## TASK REQUIREMENTS
Transcribe the entries that follow exactly as they appear, minus pictures.

## SUPPLIED INFORMATION
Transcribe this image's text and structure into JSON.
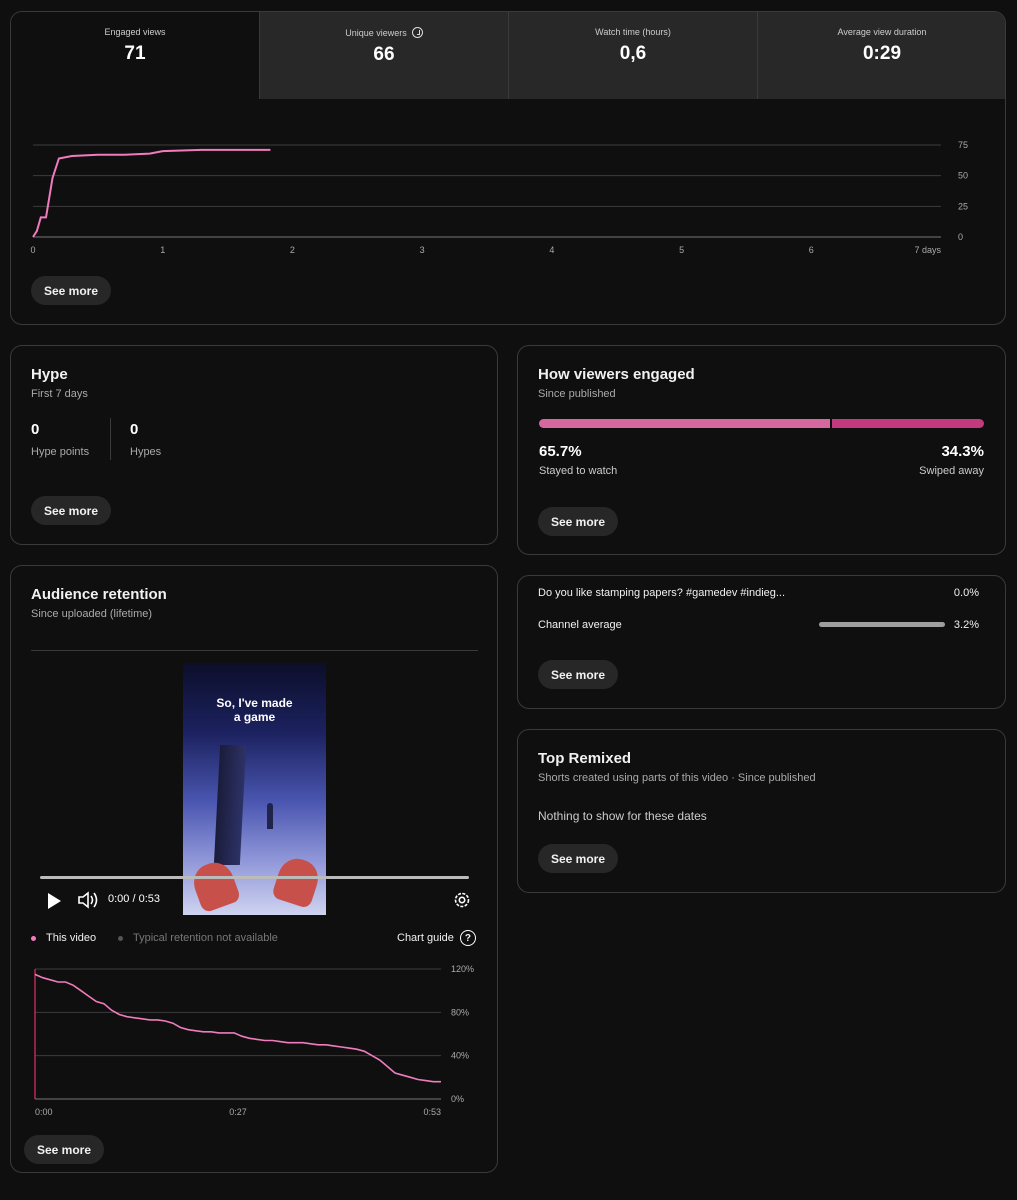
{
  "metrics": [
    {
      "label": "Engaged views",
      "value": "71"
    },
    {
      "label": "Unique viewers",
      "value": "66",
      "icon": "clock-icon"
    },
    {
      "label": "Watch time (hours)",
      "value": "0,6"
    },
    {
      "label": "Average view duration",
      "value": "0:29"
    }
  ],
  "main_chart": {
    "see_more": "See more",
    "chart_data": {
      "type": "line",
      "x": [
        0,
        0.03,
        0.06,
        0.1,
        0.15,
        0.2,
        0.3,
        0.5,
        0.7,
        0.9,
        1.0,
        1.3,
        1.83
      ],
      "y": [
        0,
        5,
        16,
        16,
        48,
        64,
        66,
        67,
        67,
        68,
        70,
        71,
        71
      ],
      "x_ticks": [
        "0",
        "1",
        "2",
        "3",
        "4",
        "5",
        "6",
        "7 days"
      ],
      "y_ticks": [
        "0",
        "25",
        "50",
        "75"
      ],
      "xlim": [
        0,
        7
      ],
      "ylim": [
        0,
        75
      ],
      "series_color": "#f07bbd"
    }
  },
  "hype": {
    "title": "Hype",
    "subtitle": "First 7 days",
    "points_value": "0",
    "points_label": "Hype points",
    "hypes_value": "0",
    "hypes_label": "Hypes",
    "see_more": "See more"
  },
  "engaged": {
    "title": "How viewers engaged",
    "subtitle": "Since published",
    "stayed_pct": "65.7%",
    "stayed_label": "Stayed to watch",
    "swiped_pct": "34.3%",
    "swiped_label": "Swiped away",
    "stayed_value": 65.7,
    "see_more": "See more"
  },
  "retention": {
    "title": "Audience retention",
    "subtitle": "Since uploaded (lifetime)",
    "video_text": "So, I've made\na game",
    "time": "0:00 / 0:53",
    "legend_this": "This video",
    "legend_typical": "Typical retention not available",
    "chart_guide": "Chart guide",
    "see_more": "See more",
    "chart_data": {
      "type": "line",
      "x": [
        0,
        1,
        2,
        3,
        4,
        5,
        6,
        7,
        8,
        9,
        10,
        11,
        12,
        13,
        14,
        15,
        16,
        17,
        18,
        19,
        20,
        21,
        22,
        23,
        24,
        25,
        26,
        27,
        28,
        29,
        30,
        31,
        32,
        33,
        34,
        35,
        36,
        37,
        38,
        39,
        40,
        41,
        42,
        43,
        44,
        45,
        46,
        47,
        48,
        49,
        50,
        51,
        52,
        53
      ],
      "y": [
        115,
        112,
        110,
        108,
        108,
        105,
        100,
        95,
        90,
        88,
        82,
        78,
        76,
        75,
        74,
        73,
        73,
        72,
        70,
        66,
        64,
        63,
        62,
        62,
        61,
        61,
        61,
        58,
        56,
        55,
        54,
        54,
        53,
        52,
        52,
        52,
        51,
        50,
        50,
        49,
        48,
        47,
        46,
        44,
        40,
        36,
        30,
        24,
        22,
        20,
        18,
        17,
        16,
        16
      ],
      "x_ticks": [
        "0:00",
        "0:27",
        "0:53"
      ],
      "y_ticks": [
        "0%",
        "40%",
        "80%",
        "120%"
      ],
      "xlim": [
        0,
        53
      ],
      "ylim": [
        0,
        120
      ],
      "series_color": "#f07bbd"
    }
  },
  "comparison": {
    "video_title": "Do you like stamping papers? #gamedev #indieg...",
    "video_value": "0.0%",
    "channel_label": "Channel average",
    "channel_value": "3.2%",
    "channel_fill": 1.0,
    "see_more": "See more"
  },
  "remixed": {
    "title": "Top Remixed",
    "subtitle": "Shorts created using parts of this video · Since published",
    "empty": "Nothing to show for these dates",
    "see_more": "See more"
  }
}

## ANSWER TO THIS EXERCISE
Transcribe this image's text and structure into JSON.
{
  "metrics": [
    {
      "label": "Engaged views",
      "value": "71"
    },
    {
      "label": "Unique viewers",
      "value": "66",
      "icon": "clock-icon"
    },
    {
      "label": "Watch time (hours)",
      "value": "0,6"
    },
    {
      "label": "Average view duration",
      "value": "0:29"
    }
  ],
  "main_chart": {
    "see_more": "See more",
    "chart_data": {
      "type": "line",
      "x": [
        0,
        0.03,
        0.06,
        0.1,
        0.15,
        0.2,
        0.3,
        0.5,
        0.7,
        0.9,
        1.0,
        1.3,
        1.83
      ],
      "y": [
        0,
        5,
        16,
        16,
        48,
        64,
        66,
        67,
        67,
        68,
        70,
        71,
        71
      ],
      "x_ticks": [
        "0",
        "1",
        "2",
        "3",
        "4",
        "5",
        "6",
        "7 days"
      ],
      "y_ticks": [
        "0",
        "25",
        "50",
        "75"
      ],
      "xlim": [
        0,
        7
      ],
      "ylim": [
        0,
        75
      ],
      "series_color": "#f07bbd"
    }
  },
  "hype": {
    "title": "Hype",
    "subtitle": "First 7 days",
    "points_value": "0",
    "points_label": "Hype points",
    "hypes_value": "0",
    "hypes_label": "Hypes",
    "see_more": "See more"
  },
  "engaged": {
    "title": "How viewers engaged",
    "subtitle": "Since published",
    "stayed_pct": "65.7%",
    "stayed_label": "Stayed to watch",
    "swiped_pct": "34.3%",
    "swiped_label": "Swiped away",
    "stayed_value": 65.7,
    "see_more": "See more"
  },
  "retention": {
    "title": "Audience retention",
    "subtitle": "Since uploaded (lifetime)",
    "video_text": "So, I've made\na game",
    "time": "0:00 / 0:53",
    "legend_this": "This video",
    "legend_typical": "Typical retention not available",
    "chart_guide": "Chart guide",
    "see_more": "See more",
    "chart_data": {
      "type": "line",
      "x": [
        0,
        1,
        2,
        3,
        4,
        5,
        6,
        7,
        8,
        9,
        10,
        11,
        12,
        13,
        14,
        15,
        16,
        17,
        18,
        19,
        20,
        21,
        22,
        23,
        24,
        25,
        26,
        27,
        28,
        29,
        30,
        31,
        32,
        33,
        34,
        35,
        36,
        37,
        38,
        39,
        40,
        41,
        42,
        43,
        44,
        45,
        46,
        47,
        48,
        49,
        50,
        51,
        52,
        53
      ],
      "y": [
        115,
        112,
        110,
        108,
        108,
        105,
        100,
        95,
        90,
        88,
        82,
        78,
        76,
        75,
        74,
        73,
        73,
        72,
        70,
        66,
        64,
        63,
        62,
        62,
        61,
        61,
        61,
        58,
        56,
        55,
        54,
        54,
        53,
        52,
        52,
        52,
        51,
        50,
        50,
        49,
        48,
        47,
        46,
        44,
        40,
        36,
        30,
        24,
        22,
        20,
        18,
        17,
        16,
        16
      ],
      "x_ticks": [
        "0:00",
        "0:27",
        "0:53"
      ],
      "y_ticks": [
        "0%",
        "40%",
        "80%",
        "120%"
      ],
      "xlim": [
        0,
        53
      ],
      "ylim": [
        0,
        120
      ],
      "series_color": "#f07bbd"
    }
  },
  "comparison": {
    "video_title": "Do you like stamping papers? #gamedev #indieg...",
    "video_value": "0.0%",
    "channel_label": "Channel average",
    "channel_value": "3.2%",
    "channel_fill": 1.0,
    "see_more": "See more"
  },
  "remixed": {
    "title": "Top Remixed",
    "subtitle": "Shorts created using parts of this video · Since published",
    "empty": "Nothing to show for these dates",
    "see_more": "See more"
  }
}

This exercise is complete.